» EXTRAIT DE PAGE
<<<<
Selon toi, à quoi est-ce lié ? Est-ce simplement dû à un manque de visibilité ? Ou est-ce parce que les gens ne sont pas encore suffisamment sensibilisés et que cela viendra avec de la pédagogie et du temps ?

Selon moi, c’est un peu des deux !  Côté visibilité, nous comptons sur notre nouveau site internet Grandir Aventure pour l’améliorer, et continuer à développer nos réseaux sociaux pour atteindre nos différentes cibles (principalement Linkedin et Instagram) .

Quant à Grandes Latitudes, nous rencontrons des difficultés à nous développer et à recevoir des demandes, car nous nous concentrons uniquement sur une seule destination. Et puis Madagascar est un pays où le tourisme est complexe, notamment en raison de l’état des routes. Par exemple, il est nécessaire de faire comprendre aux gens que voyager là-bas implique parfois de faire entre 5 et 10 heures de route en une journée. Mais c’est une véritable aventure qui offre des opportunités d’immersion incroyables.
>>>>
» EXERCICES
- 1) D'après l'extrait de page, sur quels réseaux sociaux l'équipe mise-t-elle principalement pour atteindre ses différentes cibles ?
- 2) Recopiez le passage de l'extrait de page en partant de « Selon moi, c’est » et en allant jusqu'à « opportunités d’immersion incroyables. », en substituant « pistes » à « routes ».

» DONNÉES FOURNIES
<<<<
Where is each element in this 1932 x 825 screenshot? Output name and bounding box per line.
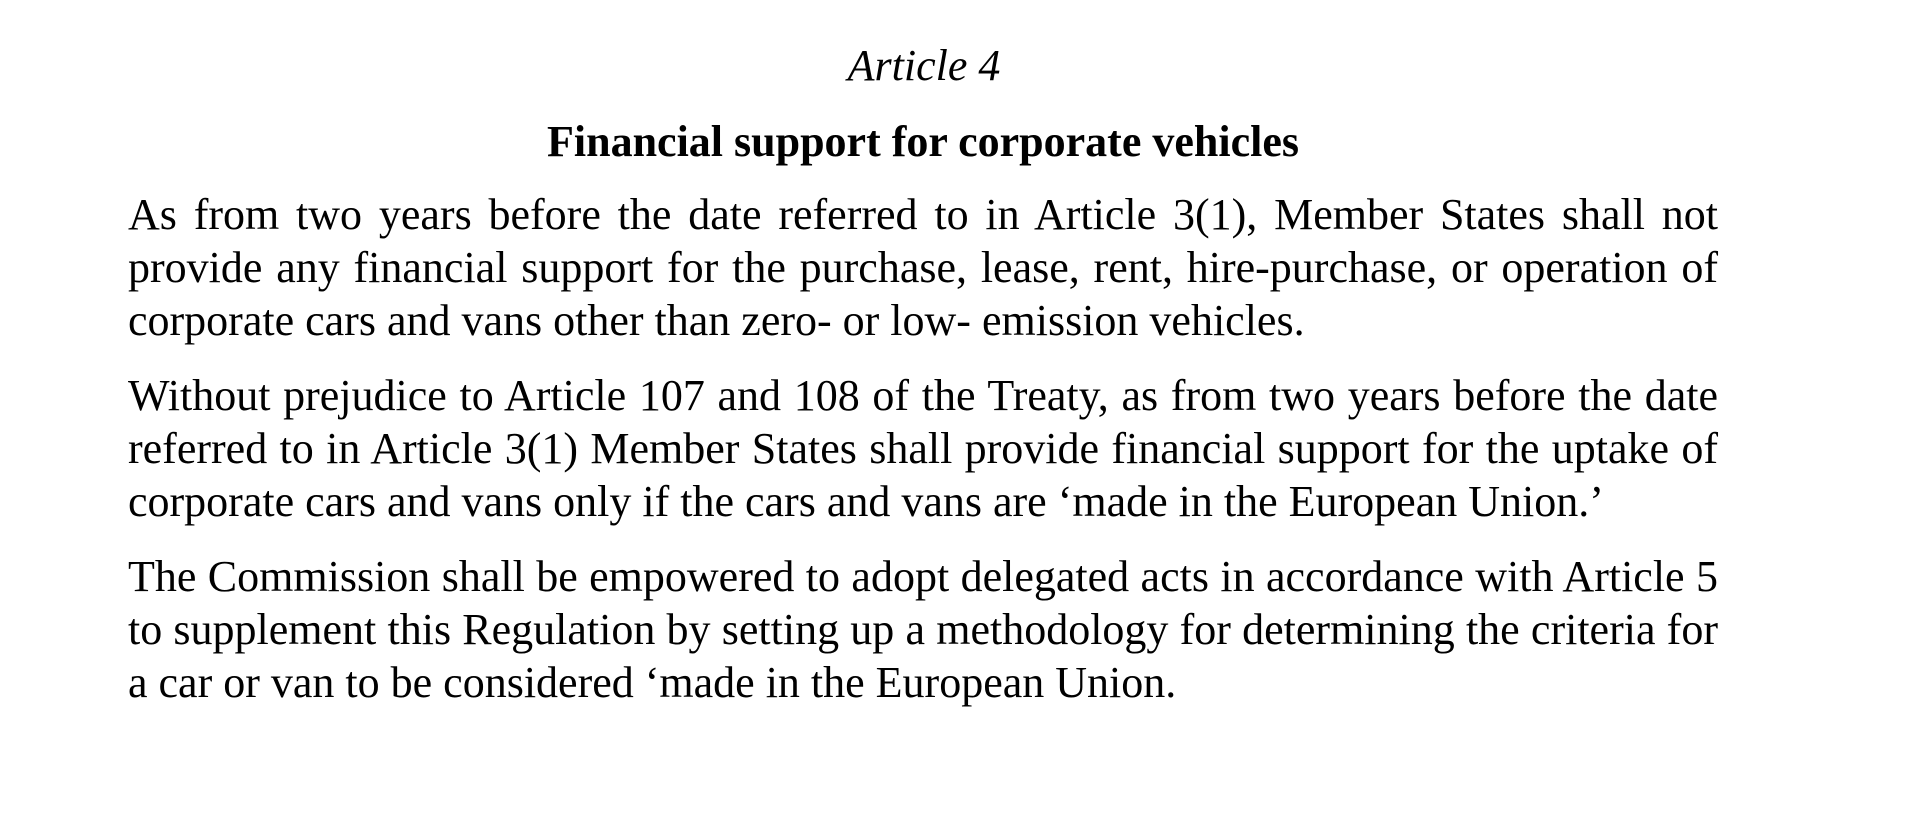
>>>>
» CORRIGÉS DÉTAILLÉS
- 1) Principalement Linkedin et Instagram.

- 2)
Selon moi, c’est un peu des deux !  Côté visibilité, nous comptons sur notre nouveau site internet Grandir Aventure pour l’améliorer, et continuer à développer nos réseaux sociaux pour atteindre nos différentes cibles (principalement Linkedin et Instagram) .

Quant à Grandes Latitudes, nous rencontrons des difficultés à nous développer et à recevoir des demandes, car nous nous concentrons uniquement sur une seule destination. Et puis Madagascar est un pays où le tourisme est complexe, notamment en raison de l’état des pistes. Par exemple, il est nécessaire de faire comprendre aux gens que voyager là-bas implique parfois de faire entre 5 et 10 heures de route en une journée. Mais c’est une véritable aventure qui offre des opportunités d’immersion incroyables.